# EXERCISE DATA:
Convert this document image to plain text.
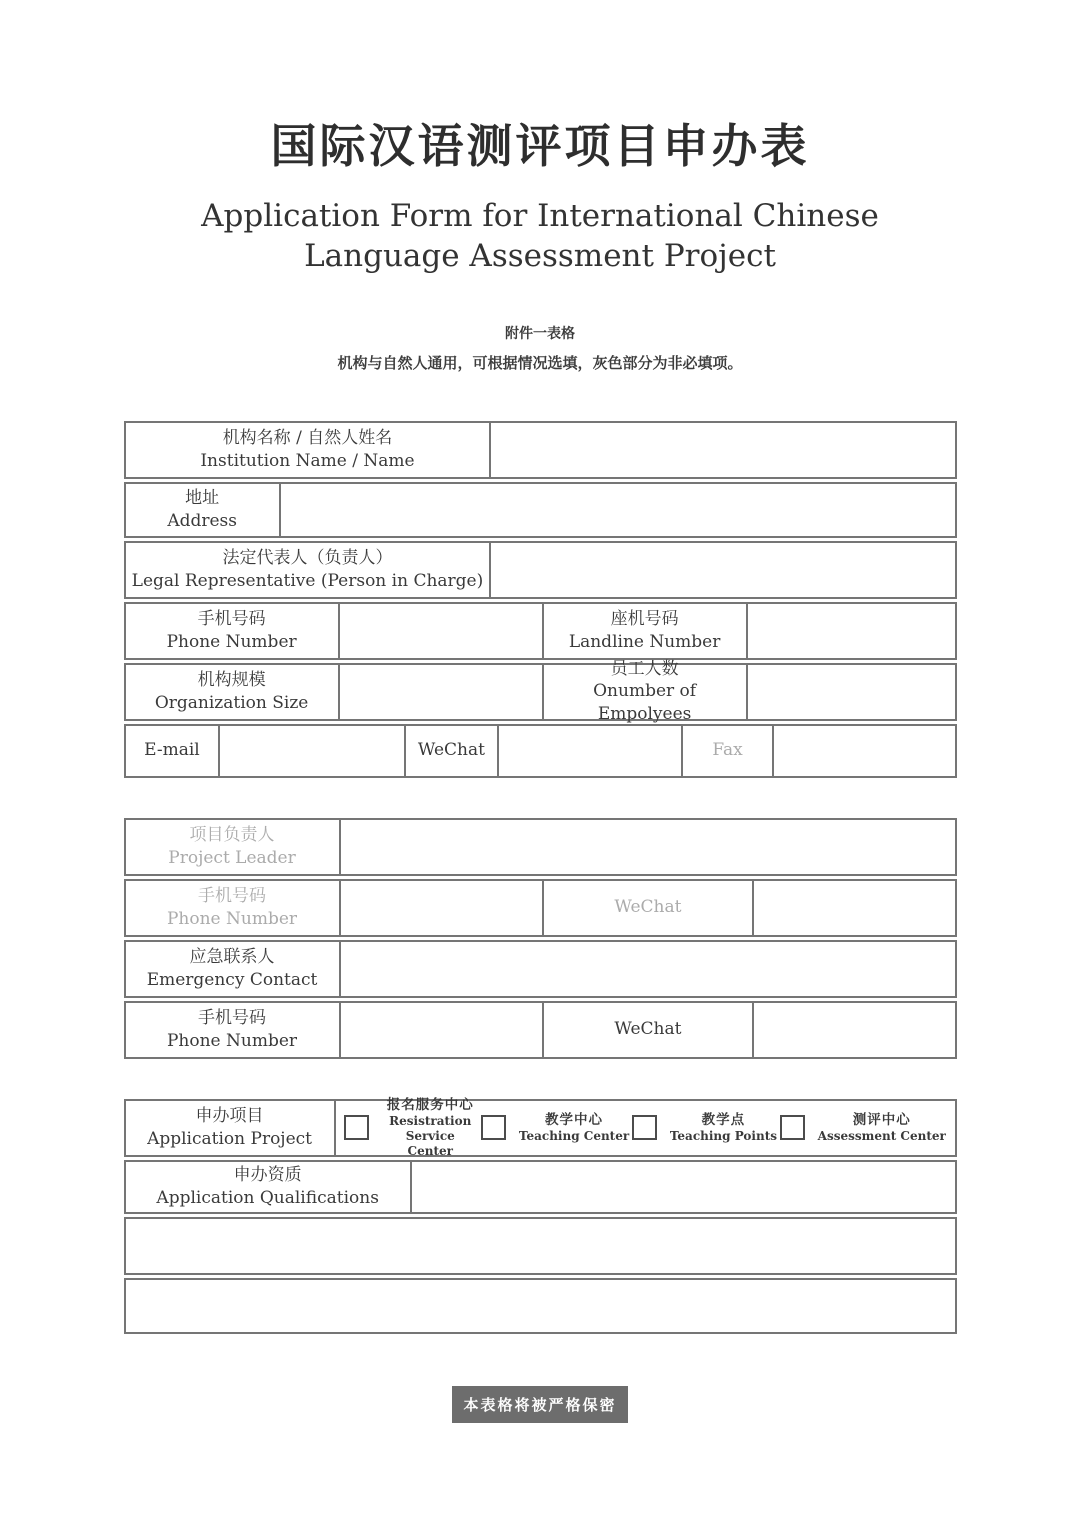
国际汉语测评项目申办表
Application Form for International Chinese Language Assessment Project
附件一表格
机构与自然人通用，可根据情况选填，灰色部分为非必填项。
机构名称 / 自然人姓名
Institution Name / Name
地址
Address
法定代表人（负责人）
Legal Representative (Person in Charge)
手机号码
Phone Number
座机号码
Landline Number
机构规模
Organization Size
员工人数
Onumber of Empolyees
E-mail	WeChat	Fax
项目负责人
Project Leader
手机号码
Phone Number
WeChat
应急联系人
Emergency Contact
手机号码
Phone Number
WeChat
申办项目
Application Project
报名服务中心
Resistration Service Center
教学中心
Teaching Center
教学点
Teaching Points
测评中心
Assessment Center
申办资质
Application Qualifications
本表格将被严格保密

* * *

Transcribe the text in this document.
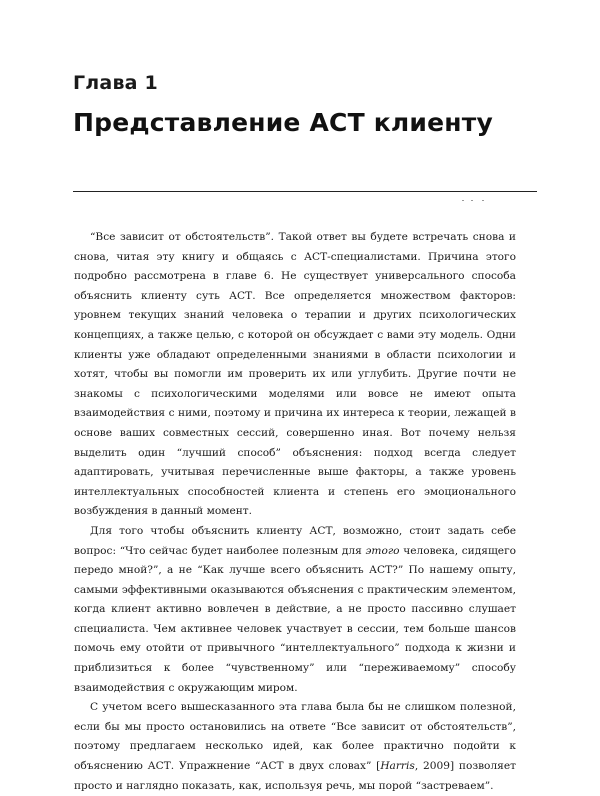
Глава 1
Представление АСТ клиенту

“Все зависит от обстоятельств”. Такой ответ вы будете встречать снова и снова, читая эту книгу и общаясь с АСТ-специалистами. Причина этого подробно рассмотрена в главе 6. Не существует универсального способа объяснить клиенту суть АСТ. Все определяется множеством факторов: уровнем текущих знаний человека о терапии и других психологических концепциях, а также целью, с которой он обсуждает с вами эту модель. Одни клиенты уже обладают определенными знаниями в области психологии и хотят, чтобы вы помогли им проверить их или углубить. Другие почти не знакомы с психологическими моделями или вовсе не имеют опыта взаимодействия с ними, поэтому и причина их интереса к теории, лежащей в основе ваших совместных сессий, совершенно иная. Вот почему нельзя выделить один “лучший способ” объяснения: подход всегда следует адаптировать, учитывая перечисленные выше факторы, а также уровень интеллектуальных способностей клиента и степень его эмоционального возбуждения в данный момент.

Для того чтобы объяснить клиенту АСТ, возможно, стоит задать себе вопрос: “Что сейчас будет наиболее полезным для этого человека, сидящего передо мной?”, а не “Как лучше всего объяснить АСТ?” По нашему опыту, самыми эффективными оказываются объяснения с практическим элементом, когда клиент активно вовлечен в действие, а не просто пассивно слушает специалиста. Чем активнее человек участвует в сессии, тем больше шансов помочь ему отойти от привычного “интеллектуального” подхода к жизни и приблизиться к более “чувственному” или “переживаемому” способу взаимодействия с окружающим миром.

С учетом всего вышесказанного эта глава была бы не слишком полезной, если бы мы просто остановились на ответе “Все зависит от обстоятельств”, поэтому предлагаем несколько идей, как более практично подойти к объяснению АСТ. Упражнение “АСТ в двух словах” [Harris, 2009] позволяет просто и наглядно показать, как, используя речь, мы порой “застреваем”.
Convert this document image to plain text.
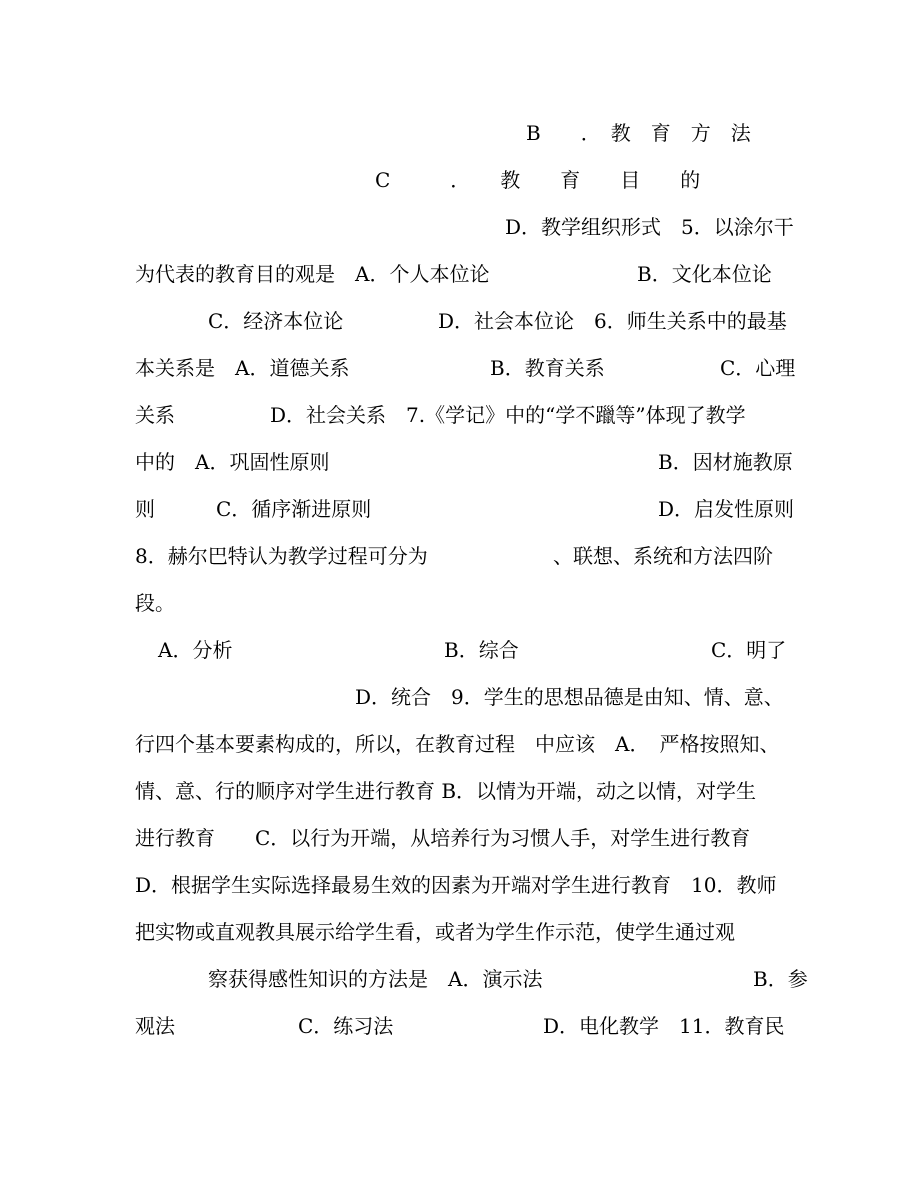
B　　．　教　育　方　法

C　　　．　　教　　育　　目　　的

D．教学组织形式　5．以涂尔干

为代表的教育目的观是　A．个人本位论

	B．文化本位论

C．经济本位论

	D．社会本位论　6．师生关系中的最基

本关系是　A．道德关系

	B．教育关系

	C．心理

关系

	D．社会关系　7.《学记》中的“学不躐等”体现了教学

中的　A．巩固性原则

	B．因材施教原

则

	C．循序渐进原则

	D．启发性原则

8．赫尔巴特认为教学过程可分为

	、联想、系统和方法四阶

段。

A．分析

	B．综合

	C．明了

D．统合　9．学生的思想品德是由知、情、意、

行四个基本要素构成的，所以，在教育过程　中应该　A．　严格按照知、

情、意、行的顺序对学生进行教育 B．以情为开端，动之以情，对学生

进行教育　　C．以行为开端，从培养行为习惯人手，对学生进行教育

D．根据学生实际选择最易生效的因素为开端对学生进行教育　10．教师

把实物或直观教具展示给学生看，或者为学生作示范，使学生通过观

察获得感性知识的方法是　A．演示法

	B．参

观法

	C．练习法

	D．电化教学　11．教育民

# EXERCISE:
Show all lines in the entries above where the string "Assessment" appears.

# THE RESULT:
Application Form for International Chinese Language Assessment Project
Assessment Center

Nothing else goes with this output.